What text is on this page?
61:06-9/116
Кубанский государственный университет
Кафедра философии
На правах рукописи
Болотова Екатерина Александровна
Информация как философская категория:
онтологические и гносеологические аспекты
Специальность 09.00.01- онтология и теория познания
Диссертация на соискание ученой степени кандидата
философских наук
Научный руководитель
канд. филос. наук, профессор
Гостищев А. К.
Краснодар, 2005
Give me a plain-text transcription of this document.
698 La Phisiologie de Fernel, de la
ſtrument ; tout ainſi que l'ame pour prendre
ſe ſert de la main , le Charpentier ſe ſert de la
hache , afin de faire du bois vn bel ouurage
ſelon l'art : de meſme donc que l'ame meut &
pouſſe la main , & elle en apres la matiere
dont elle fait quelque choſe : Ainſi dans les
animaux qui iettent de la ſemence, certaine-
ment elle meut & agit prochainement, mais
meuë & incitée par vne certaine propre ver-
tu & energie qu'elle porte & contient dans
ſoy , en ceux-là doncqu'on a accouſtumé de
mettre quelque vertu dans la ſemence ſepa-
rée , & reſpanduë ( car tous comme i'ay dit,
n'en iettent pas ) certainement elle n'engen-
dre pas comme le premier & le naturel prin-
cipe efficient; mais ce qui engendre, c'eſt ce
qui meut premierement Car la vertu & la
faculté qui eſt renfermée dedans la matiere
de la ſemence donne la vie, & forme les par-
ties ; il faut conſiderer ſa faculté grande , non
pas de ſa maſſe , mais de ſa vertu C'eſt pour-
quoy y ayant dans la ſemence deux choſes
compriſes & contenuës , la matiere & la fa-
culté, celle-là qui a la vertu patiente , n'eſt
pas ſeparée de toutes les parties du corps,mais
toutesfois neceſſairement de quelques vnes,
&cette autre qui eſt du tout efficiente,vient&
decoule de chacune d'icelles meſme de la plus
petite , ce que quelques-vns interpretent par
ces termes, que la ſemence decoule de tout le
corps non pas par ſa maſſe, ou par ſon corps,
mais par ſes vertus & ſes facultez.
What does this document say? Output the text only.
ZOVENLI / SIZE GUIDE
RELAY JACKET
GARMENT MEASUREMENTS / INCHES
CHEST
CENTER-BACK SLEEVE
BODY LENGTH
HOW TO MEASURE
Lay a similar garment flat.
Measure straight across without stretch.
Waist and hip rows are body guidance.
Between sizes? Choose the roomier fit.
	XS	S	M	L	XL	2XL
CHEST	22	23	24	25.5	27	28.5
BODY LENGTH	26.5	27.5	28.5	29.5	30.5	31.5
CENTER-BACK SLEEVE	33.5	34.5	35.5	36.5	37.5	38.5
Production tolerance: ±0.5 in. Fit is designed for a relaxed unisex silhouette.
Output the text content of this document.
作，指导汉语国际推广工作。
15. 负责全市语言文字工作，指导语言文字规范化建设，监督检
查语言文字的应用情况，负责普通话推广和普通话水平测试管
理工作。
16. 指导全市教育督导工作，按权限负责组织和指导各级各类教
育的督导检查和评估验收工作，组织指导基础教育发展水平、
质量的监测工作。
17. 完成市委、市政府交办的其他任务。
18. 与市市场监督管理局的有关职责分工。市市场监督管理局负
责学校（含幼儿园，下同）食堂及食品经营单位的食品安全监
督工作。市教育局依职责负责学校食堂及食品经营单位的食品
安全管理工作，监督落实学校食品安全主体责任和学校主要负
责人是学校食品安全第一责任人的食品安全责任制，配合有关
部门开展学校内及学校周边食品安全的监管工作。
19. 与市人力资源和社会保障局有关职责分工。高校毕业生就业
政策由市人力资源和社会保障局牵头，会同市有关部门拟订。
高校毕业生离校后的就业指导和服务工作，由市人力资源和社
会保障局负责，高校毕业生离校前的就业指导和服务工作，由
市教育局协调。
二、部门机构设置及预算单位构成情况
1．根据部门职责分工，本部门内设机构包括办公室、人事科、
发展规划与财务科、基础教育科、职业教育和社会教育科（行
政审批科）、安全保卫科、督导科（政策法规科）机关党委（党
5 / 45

● SET PROBLEM:
Please repeat the listing exactly, with nothing left out.

● OUTPUT FOR THIS TASK:
What text is on this page?
61:06-9/116
Кубанский государственный университет
Кафедра философии
На правах рукописи
Болотова Екатерина Александровна
Информация как философская категория:
онтологические и гносеологические аспекты
Специальность 09.00.01- онтология и теория познания
Диссертация на соискание ученой степени кандидата
философских наук
Научный руководитель
канд. филос. наук, профессор
Гостищев А. К.
Краснодар, 2005
Give me a plain-text transcription of this document.
698 La Phisiologie de Fernel, de la
ſtrument ; tout ainſi que l'ame pour prendre
ſe ſert de la main , le Charpentier ſe ſert de la
hache , afin de faire du bois vn bel ouurage
ſelon l'art : de meſme donc que l'ame meut &
pouſſe la main , & elle en apres la matiere
dont elle fait quelque choſe : Ainſi dans les
animaux qui iettent de la ſemence, certaine-
ment elle meut & agit prochainement, mais
meuë & incitée par vne certaine propre ver-
tu & energie qu'elle porte & contient dans
ſoy , en ceux-là doncqu'on a accouſtumé de
mettre quelque vertu dans la ſemence ſepa-
rée , & reſpanduë ( car tous comme i'ay dit,
n'en iettent pas ) certainement elle n'engen-
dre pas comme le premier & le naturel prin-
cipe efficient; mais ce qui engendre, c'eſt ce
qui meut premierement Car la vertu & la
faculté qui eſt renfermée dedans la matiere
de la ſemence donne la vie, & forme les par-
ties ; il faut conſiderer ſa faculté grande , non
pas de ſa maſſe , mais de ſa vertu C'eſt pour-
quoy y ayant dans la ſemence deux choſes
compriſes & contenuës , la matiere & la fa-
culté, celle-là qui a la vertu patiente , n'eſt
pas ſeparée de toutes les parties du corps,mais
toutesfois neceſſairement de quelques vnes,
&cette autre qui eſt du tout efficiente,vient&
decoule de chacune d'icelles meſme de la plus
petite , ce que quelques-vns interpretent par
ces termes, que la ſemence decoule de tout le
corps non pas par ſa maſſe, ou par ſon corps,
mais par ſes vertus & ſes facultez.
What does this document say? Output the text only.
ZOVENLI / SIZE GUIDE
RELAY JACKET
GARMENT MEASUREMENTS / INCHES
CHEST
CENTER-BACK SLEEVE
BODY LENGTH
HOW TO MEASURE
Lay a similar garment flat.
Measure straight across without stretch.
Waist and hip rows are body guidance.
Between sizes? Choose the roomier fit.
	XS	S	M	L	XL	2XL
CHEST	22	23	24	25.5	27	28.5
BODY LENGTH	26.5	27.5	28.5	29.5	30.5	31.5
CENTER-BACK SLEEVE	33.5	34.5	35.5	36.5	37.5	38.5
Production tolerance: ±0.5 in. Fit is designed for a relaxed unisex silhouette.
Output the text content of this document.
作，指导汉语国际推广工作。
15. 负责全市语言文字工作，指导语言文字规范化建设，监督检
查语言文字的应用情况，负责普通话推广和普通话水平测试管
理工作。
16. 指导全市教育督导工作，按权限负责组织和指导各级各类教
育的督导检查和评估验收工作，组织指导基础教育发展水平、
质量的监测工作。
17. 完成市委、市政府交办的其他任务。
18. 与市市场监督管理局的有关职责分工。市市场监督管理局负
责学校（含幼儿园，下同）食堂及食品经营单位的食品安全监
督工作。市教育局依职责负责学校食堂及食品经营单位的食品
安全管理工作，监督落实学校食品安全主体责任和学校主要负
责人是学校食品安全第一责任人的食品安全责任制，配合有关
部门开展学校内及学校周边食品安全的监管工作。
19. 与市人力资源和社会保障局有关职责分工。高校毕业生就业
政策由市人力资源和社会保障局牵头，会同市有关部门拟订。
高校毕业生离校后的就业指导和服务工作，由市人力资源和社
会保障局负责，高校毕业生离校前的就业指导和服务工作，由
市教育局协调。
二、部门机构设置及预算单位构成情况
1．根据部门职责分工，本部门内设机构包括办公室、人事科、
发展规划与财务科、基础教育科、职业教育和社会教育科（行
政审批科）、安全保卫科、督导科（政策法规科）机关党委（党
5 / 45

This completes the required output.